##### Text shown #####

Molly Goddard (born 16 December 1988) is a London-based, British fashion designer.

Early Life 
Daughter of Sarah Edwards and Mark Goddard, Molly grew up in Ladbroke Grove and has a sister. She trained at Central Saint Martins with the intention of working for a fashion house, not thinking she could have her own brand. Her eponymous brand came "accidentally" in 2015 when she started to struggle at the school and threw a fashion party for friends with designs that soon became noticed and took orders.

Career 

In 2016, Goddard was awarded the Emerging Talent award at The Fashion Awards and was shortlisted for the LVMH Prize 2017. In May 2018, Goddard won the BFC/Vogue Designer Fashion Fund, winning the BFC Fashion Trust grant in May 2019.

Her style involves directly manipulating materials, not just creating designs, for which she prefers to use cheaper fabrics. Vogue credits her style as one of the progenitors of feminism in fashion, noting that while "At first glance, her clothes may look frou-frou, [...] she likes them to have a subversive streak".

#####

= Stated problem 1 =
From the Molly Goddard biography, copy out the passage between "Molly Goddard (born" and "in May 2019.", inclusive.
= Stated problem 2 =
Extend the Molly Goddard biography, picking up right after its final sentence.

##### Data lines #####

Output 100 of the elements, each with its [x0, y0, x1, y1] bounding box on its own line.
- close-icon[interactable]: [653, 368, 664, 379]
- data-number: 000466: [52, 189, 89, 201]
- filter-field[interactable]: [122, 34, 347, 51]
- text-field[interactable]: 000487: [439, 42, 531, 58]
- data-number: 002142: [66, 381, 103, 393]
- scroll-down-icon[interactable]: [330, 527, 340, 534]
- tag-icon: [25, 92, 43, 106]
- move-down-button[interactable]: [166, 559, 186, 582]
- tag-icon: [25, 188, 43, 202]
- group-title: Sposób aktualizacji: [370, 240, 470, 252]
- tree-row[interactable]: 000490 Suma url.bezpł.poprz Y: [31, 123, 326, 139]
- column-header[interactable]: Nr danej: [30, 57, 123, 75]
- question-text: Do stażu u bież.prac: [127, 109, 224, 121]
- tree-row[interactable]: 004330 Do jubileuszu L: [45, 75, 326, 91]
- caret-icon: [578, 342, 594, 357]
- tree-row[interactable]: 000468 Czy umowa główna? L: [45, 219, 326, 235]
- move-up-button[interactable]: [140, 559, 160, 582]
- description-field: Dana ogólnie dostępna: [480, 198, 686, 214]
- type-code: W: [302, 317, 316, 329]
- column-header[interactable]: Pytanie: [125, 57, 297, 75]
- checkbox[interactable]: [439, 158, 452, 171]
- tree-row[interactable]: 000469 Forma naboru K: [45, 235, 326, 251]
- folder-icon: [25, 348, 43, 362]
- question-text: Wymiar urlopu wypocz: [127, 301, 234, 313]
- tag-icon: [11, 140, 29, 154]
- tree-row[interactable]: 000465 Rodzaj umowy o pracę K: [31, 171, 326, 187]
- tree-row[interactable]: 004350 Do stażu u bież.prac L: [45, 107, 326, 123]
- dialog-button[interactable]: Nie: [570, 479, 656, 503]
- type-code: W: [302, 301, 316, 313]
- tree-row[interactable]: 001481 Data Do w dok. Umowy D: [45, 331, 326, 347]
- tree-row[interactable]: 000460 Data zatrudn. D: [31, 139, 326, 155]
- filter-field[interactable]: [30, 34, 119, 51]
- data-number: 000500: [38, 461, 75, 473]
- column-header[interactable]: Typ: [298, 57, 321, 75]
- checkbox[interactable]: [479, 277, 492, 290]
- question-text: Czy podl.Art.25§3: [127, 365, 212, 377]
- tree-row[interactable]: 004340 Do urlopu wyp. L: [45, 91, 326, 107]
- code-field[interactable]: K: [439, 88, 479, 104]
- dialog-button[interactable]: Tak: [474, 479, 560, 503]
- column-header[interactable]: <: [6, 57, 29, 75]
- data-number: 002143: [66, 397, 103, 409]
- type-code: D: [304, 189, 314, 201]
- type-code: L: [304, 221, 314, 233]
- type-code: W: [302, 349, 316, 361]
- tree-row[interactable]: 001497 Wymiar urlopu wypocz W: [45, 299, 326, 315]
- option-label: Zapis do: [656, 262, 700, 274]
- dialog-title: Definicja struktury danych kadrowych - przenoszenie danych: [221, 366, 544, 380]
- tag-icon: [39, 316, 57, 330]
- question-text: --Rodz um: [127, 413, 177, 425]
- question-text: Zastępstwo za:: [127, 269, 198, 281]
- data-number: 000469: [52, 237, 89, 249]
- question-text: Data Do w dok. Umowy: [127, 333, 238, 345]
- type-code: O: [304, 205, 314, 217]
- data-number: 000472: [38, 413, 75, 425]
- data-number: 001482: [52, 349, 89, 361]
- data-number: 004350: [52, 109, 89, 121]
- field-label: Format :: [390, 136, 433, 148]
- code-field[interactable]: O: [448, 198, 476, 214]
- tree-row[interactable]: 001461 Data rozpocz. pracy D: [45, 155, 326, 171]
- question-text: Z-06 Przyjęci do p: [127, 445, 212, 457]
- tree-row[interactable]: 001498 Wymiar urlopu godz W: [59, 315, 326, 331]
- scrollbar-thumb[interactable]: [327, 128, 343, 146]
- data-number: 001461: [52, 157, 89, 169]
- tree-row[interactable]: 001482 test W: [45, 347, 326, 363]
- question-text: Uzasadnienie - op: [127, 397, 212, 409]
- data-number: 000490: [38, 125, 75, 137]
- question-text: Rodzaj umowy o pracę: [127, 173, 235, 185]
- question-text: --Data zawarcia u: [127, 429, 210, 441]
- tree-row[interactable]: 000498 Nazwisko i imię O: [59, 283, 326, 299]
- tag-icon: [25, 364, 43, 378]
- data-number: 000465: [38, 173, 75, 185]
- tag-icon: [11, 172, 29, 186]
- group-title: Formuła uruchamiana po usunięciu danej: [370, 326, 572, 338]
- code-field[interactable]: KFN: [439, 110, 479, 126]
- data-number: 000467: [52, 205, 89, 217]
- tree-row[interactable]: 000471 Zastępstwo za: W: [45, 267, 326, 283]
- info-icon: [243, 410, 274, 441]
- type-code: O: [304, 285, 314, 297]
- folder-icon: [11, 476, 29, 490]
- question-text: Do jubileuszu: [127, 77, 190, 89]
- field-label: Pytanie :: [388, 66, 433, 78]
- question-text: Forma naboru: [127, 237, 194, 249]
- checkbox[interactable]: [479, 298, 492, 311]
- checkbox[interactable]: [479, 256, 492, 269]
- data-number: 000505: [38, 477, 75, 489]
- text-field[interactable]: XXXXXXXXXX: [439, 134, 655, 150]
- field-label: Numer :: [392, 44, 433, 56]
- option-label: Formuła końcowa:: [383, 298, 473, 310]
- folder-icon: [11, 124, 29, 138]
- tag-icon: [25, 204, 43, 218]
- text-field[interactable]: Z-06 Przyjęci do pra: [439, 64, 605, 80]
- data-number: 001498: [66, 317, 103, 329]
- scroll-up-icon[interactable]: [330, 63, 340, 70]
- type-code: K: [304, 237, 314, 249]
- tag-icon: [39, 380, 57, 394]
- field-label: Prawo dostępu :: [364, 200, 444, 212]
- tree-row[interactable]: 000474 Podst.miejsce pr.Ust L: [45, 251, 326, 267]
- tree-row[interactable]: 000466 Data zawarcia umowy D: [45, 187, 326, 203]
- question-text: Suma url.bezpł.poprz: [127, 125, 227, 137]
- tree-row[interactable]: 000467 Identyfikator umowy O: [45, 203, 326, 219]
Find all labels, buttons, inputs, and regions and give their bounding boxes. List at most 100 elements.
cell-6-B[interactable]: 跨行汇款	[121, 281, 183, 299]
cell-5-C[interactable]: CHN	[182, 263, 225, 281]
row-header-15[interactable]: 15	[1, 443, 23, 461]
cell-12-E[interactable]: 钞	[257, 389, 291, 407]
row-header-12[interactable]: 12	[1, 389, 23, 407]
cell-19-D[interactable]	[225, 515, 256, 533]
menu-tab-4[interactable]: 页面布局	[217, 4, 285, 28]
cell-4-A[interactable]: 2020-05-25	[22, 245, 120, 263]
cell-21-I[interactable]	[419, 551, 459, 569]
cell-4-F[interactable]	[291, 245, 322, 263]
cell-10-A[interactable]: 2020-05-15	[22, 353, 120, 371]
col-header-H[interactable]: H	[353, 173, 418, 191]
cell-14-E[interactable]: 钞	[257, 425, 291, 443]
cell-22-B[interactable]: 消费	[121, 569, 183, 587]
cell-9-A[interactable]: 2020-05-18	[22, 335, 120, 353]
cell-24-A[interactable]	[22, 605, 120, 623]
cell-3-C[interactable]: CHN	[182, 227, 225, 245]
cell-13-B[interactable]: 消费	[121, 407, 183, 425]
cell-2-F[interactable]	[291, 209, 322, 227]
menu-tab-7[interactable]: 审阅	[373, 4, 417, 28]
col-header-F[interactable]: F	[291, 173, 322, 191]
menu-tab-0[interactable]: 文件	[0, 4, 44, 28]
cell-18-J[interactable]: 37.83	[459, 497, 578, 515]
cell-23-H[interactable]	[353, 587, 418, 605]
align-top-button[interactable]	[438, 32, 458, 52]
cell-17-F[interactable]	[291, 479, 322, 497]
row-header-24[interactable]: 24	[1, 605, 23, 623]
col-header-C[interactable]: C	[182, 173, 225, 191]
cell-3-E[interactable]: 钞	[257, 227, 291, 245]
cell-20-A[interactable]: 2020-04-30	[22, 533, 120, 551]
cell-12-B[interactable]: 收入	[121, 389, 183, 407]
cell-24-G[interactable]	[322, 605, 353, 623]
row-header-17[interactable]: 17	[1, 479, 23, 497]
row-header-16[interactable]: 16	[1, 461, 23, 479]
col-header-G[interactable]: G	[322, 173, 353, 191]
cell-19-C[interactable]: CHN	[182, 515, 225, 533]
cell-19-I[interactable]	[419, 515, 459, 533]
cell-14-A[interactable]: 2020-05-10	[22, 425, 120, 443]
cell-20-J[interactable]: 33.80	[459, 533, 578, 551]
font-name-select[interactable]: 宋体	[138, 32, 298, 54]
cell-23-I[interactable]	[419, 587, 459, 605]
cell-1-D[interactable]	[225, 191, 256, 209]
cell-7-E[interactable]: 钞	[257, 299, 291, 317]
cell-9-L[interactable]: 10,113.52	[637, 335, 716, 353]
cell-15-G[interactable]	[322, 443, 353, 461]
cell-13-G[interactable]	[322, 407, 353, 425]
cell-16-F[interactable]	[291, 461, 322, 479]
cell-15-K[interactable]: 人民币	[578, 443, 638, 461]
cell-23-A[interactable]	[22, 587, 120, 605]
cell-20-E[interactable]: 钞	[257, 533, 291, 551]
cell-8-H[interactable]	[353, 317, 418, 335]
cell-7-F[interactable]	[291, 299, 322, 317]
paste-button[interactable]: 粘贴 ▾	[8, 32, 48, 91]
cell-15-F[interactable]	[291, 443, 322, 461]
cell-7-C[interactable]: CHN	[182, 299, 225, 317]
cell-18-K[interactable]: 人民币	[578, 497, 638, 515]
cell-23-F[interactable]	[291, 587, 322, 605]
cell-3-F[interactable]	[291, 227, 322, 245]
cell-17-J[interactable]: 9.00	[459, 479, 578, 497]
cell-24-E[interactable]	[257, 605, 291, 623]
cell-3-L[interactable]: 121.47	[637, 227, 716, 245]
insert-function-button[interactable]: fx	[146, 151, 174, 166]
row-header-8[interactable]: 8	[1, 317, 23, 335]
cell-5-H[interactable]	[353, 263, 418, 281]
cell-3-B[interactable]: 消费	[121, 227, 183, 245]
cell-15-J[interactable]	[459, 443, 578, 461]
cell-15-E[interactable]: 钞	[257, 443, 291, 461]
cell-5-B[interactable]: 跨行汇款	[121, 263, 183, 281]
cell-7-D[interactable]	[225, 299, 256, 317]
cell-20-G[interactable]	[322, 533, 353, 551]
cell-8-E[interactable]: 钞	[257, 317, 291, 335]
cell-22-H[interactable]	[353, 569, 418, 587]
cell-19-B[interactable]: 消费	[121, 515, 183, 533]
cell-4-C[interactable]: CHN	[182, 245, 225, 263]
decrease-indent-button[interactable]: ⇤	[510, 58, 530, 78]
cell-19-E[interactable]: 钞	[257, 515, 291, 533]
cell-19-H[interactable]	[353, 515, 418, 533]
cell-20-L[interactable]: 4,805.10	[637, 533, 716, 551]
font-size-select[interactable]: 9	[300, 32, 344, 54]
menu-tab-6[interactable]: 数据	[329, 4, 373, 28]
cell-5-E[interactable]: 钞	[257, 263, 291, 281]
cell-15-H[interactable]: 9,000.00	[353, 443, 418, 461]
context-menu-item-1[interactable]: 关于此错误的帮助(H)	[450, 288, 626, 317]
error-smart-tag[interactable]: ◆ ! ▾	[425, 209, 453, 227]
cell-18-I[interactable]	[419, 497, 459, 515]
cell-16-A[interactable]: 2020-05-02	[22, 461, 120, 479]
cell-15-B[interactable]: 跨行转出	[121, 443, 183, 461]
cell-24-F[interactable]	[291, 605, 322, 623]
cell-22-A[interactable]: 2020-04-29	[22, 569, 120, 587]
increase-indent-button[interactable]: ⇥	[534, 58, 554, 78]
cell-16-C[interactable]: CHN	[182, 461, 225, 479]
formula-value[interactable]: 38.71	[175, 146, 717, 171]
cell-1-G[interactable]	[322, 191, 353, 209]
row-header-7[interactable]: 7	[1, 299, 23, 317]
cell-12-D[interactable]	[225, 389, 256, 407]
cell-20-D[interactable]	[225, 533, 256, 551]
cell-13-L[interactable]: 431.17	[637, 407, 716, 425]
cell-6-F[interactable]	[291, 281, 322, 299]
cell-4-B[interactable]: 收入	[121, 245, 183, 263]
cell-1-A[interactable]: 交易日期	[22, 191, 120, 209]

#####

= Exercise response 1 =
Molly Goddard (born 16 December 1988) is a London-based, British fashion designer.

Early Life 
Daughter of Sarah Edwards and Mark Goddard, Molly grew up in Ladbroke Grove and has a sister. She trained at Central Saint Martins with the intention of working for a fashion house, not thinking she could have her own brand. Her eponymous brand came "accidentally" in 2015 when she started to struggle at the school and threw a fashion party for friends with designs that soon became noticed and took orders.

Career 

In 2016, Goddard was awarded the Emerging Talent award at The Fashion Awards and was shortlisted for the LVMH Prize 2017. In May 2018, Goddard won the BFC/Vogue Designer Fashion Fund, winning the BFC Fashion Trust grant in May 2019.

= Exercise response 2 =
The success of her label in the United States has been attributed to singer Rihanna wearing her designs on red carpets since 2016, and celebrity muses, like model Edie Campbell, who first walked for Goddard in Spring/Summer 2018. More recently, Molly Goddard dresses featured in the BBC and BBC America television show Killing Eve on actress Jodie Comer. In 2022, Harry Styles wore a Molly Goddard blouse on the cover of his album, Harry's House.In 2019, she was one of the designers hired by the Metropolitan Museum of Art to create merchandise for the Met Gala and the museum's own 'Camp'-themed exhibit.

Personal Life 
Goddard has a son with partner Tom Shickle.

See also
Villanelle's pink Molly Goddard dress

References

Living people
British fashion designers
British women fashion designers
Year of birth missing (living people)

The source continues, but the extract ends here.